→ Your instructions
Print the entries below word for word; the pictures stay out of your copy.
___
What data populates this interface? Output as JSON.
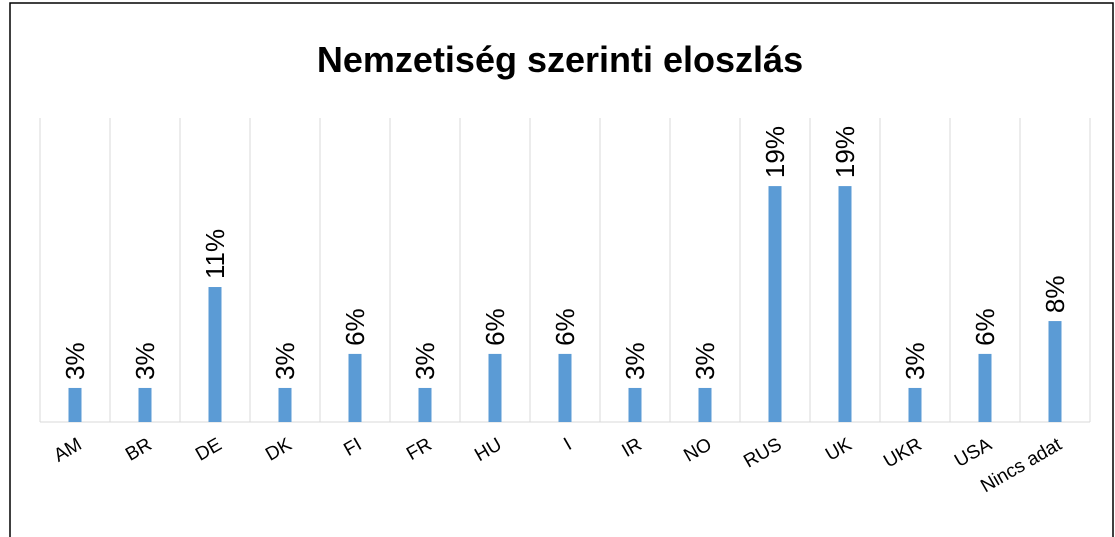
{
  "chart_data": {
    "type": "bar",
    "title": "Nemzetiség szerinti eloszlás",
    "categories": [
      "AM",
      "BR",
      "DE",
      "DK",
      "FI",
      "FR",
      "HU",
      "I",
      "IR",
      "NO",
      "RUS",
      "UK",
      "UKR",
      "USA",
      "Nincs adat"
    ],
    "values": [
      2.8,
      2.8,
      11.1,
      2.8,
      5.6,
      2.8,
      5.6,
      5.6,
      2.8,
      2.8,
      19.4,
      19.4,
      2.8,
      5.6,
      8.3
    ],
    "value_labels": [
      "3%",
      "3%",
      "11%",
      "3%",
      "6%",
      "3%",
      "6%",
      "6%",
      "3%",
      "3%",
      "19%",
      "19%",
      "3%",
      "6%",
      "8%"
    ],
    "color": "#5b9bd5",
    "ylim": [
      0,
      25
    ],
    "grid": true
  }
}
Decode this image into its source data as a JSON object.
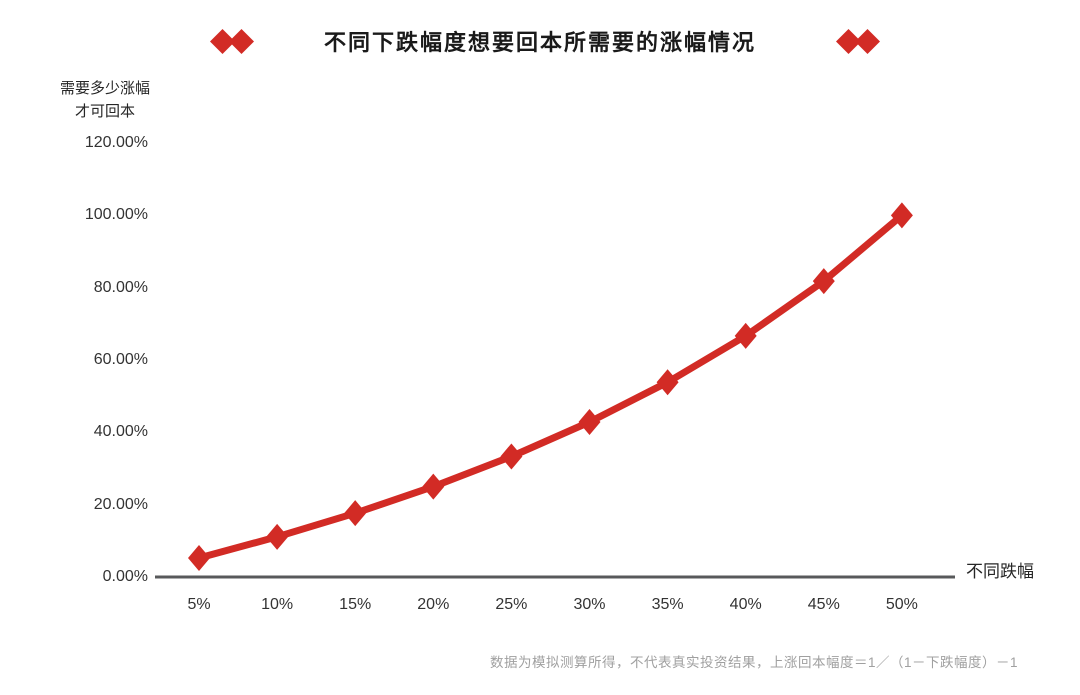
{
  "title": "不同下跌幅度想要回本所需要的涨幅情况",
  "colors": {
    "accent_red": "#D22B25",
    "axis_line": "#58595B",
    "tick_text": "#333333",
    "footer_text": "#A0A0A0"
  },
  "y_axis": {
    "header_line1": "需要多少涨幅",
    "header_line2": "才可回本",
    "tick_labels": [
      "0.00%",
      "20.00%",
      "40.00%",
      "60.00%",
      "80.00%",
      "100.00%",
      "120.00%"
    ]
  },
  "x_axis": {
    "title": "不同跌幅",
    "tick_labels": [
      "5%",
      "10%",
      "15%",
      "20%",
      "25%",
      "30%",
      "35%",
      "40%",
      "45%",
      "50%"
    ]
  },
  "footer": {
    "note": "数据为模拟测算所得，不代表真实投资结果，上涨回本幅度＝1／（1－下跌幅度）－1"
  },
  "chart_data": {
    "type": "line",
    "title": "不同下跌幅度想要回本所需要的涨幅情况",
    "xlabel": "不同跌幅",
    "ylabel": "需要多少涨幅才可回本",
    "categories": [
      "5%",
      "10%",
      "15%",
      "20%",
      "25%",
      "30%",
      "35%",
      "40%",
      "45%",
      "50%"
    ],
    "values": [
      5.26,
      11.11,
      17.65,
      25.0,
      33.33,
      42.86,
      53.85,
      66.67,
      81.82,
      100.0
    ],
    "y_ticks": [
      0,
      20,
      40,
      60,
      80,
      100,
      120
    ],
    "ylim": [
      0,
      120
    ],
    "marker": "diamond",
    "line_color": "#D22B25",
    "grid": false,
    "legend": false,
    "annotation": "上涨回本幅度＝1／（1－下跌幅度）－1"
  }
}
___
→ Exercise answer
What data populates this interface? Output as JSON.
{
  "chart_data": {
    "type": "bar",
    "title": "Nemzetiség szerinti eloszlás",
    "categories": [
      "AM",
      "BR",
      "DE",
      "DK",
      "FI",
      "FR",
      "HU",
      "I",
      "IR",
      "NO",
      "RUS",
      "UK",
      "UKR",
      "USA",
      "Nincs adat"
    ],
    "values": [
      2.8,
      2.8,
      11.1,
      2.8,
      5.6,
      2.8,
      5.6,
      5.6,
      2.8,
      2.8,
      19.4,
      19.4,
      2.8,
      5.6,
      8.3
    ],
    "value_labels": [
      "3%",
      "3%",
      "11%",
      "3%",
      "6%",
      "3%",
      "6%",
      "6%",
      "3%",
      "3%",
      "19%",
      "19%",
      "3%",
      "6%",
      "8%"
    ],
    "color": "#5b9bd5",
    "ylim": [
      0,
      25
    ],
    "grid": true
  }
}
Decode this image into its source data as a JSON object.
{
  "title": "不同下跌幅度想要回本所需要的涨幅情况",
  "colors": {
    "accent_red": "#D22B25",
    "axis_line": "#58595B",
    "tick_text": "#333333",
    "footer_text": "#A0A0A0"
  },
  "y_axis": {
    "header_line1": "需要多少涨幅",
    "header_line2": "才可回本",
    "tick_labels": [
      "0.00%",
      "20.00%",
      "40.00%",
      "60.00%",
      "80.00%",
      "100.00%",
      "120.00%"
    ]
  },
  "x_axis": {
    "title": "不同跌幅",
    "tick_labels": [
      "5%",
      "10%",
      "15%",
      "20%",
      "25%",
      "30%",
      "35%",
      "40%",
      "45%",
      "50%"
    ]
  },
  "footer": {
    "note": "数据为模拟测算所得，不代表真实投资结果，上涨回本幅度＝1／（1－下跌幅度）－1"
  },
  "chart_data": {
    "type": "line",
    "title": "不同下跌幅度想要回本所需要的涨幅情况",
    "xlabel": "不同跌幅",
    "ylabel": "需要多少涨幅才可回本",
    "categories": [
      "5%",
      "10%",
      "15%",
      "20%",
      "25%",
      "30%",
      "35%",
      "40%",
      "45%",
      "50%"
    ],
    "values": [
      5.26,
      11.11,
      17.65,
      25.0,
      33.33,
      42.86,
      53.85,
      66.67,
      81.82,
      100.0
    ],
    "y_ticks": [
      0,
      20,
      40,
      60,
      80,
      100,
      120
    ],
    "ylim": [
      0,
      120
    ],
    "marker": "diamond",
    "line_color": "#D22B25",
    "grid": false,
    "legend": false,
    "annotation": "上涨回本幅度＝1／（1－下跌幅度）－1"
  }
}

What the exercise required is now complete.